begin

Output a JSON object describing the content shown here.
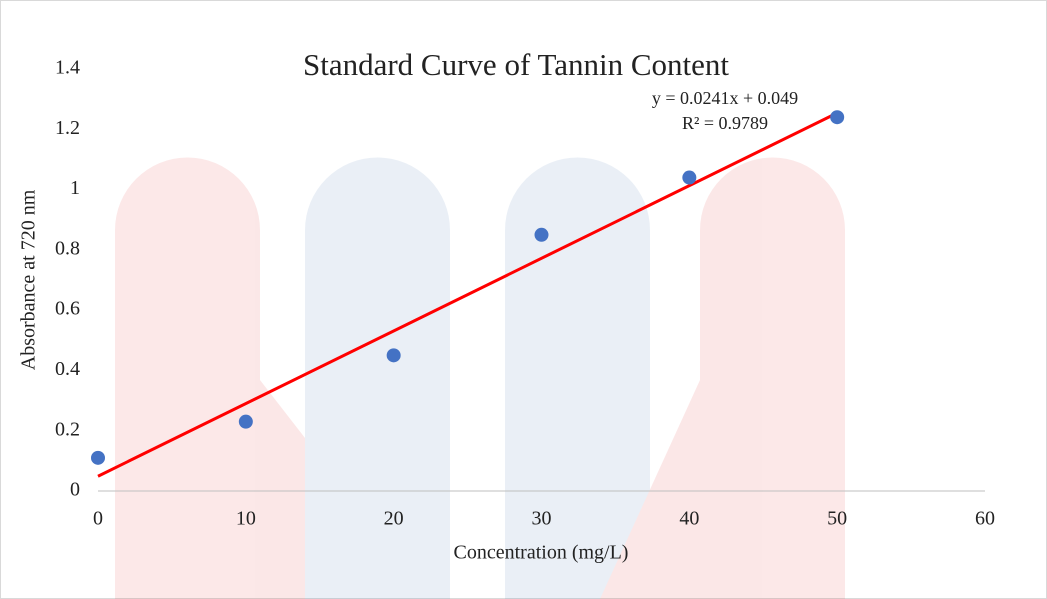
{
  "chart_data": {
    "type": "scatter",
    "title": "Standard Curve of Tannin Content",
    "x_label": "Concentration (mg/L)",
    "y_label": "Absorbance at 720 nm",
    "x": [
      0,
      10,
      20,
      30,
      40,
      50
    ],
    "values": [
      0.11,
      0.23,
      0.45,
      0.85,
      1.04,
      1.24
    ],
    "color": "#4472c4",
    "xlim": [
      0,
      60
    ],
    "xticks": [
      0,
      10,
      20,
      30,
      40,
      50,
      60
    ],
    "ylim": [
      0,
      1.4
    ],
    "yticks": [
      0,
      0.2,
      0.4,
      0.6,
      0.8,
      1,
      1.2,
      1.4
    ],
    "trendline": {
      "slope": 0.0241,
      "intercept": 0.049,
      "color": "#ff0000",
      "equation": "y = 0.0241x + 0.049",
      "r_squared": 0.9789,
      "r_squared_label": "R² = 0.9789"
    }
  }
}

end

◆ **Stated problem**:
Write out the records above exactly as they stand, leaving out every picture.

◆ **Output**:
Output a JSON object describing the content shown here.
{
  "chart_data": {
    "type": "scatter",
    "title": "Standard Curve of Tannin Content",
    "x_label": "Concentration (mg/L)",
    "y_label": "Absorbance at 720 nm",
    "x": [
      0,
      10,
      20,
      30,
      40,
      50
    ],
    "values": [
      0.11,
      0.23,
      0.45,
      0.85,
      1.04,
      1.24
    ],
    "color": "#4472c4",
    "xlim": [
      0,
      60
    ],
    "xticks": [
      0,
      10,
      20,
      30,
      40,
      50,
      60
    ],
    "ylim": [
      0,
      1.4
    ],
    "yticks": [
      0,
      0.2,
      0.4,
      0.6,
      0.8,
      1,
      1.2,
      1.4
    ],
    "trendline": {
      "slope": 0.0241,
      "intercept": 0.049,
      "color": "#ff0000",
      "equation": "y = 0.0241x + 0.049",
      "r_squared": 0.9789,
      "r_squared_label": "R² = 0.9789"
    }
  }
}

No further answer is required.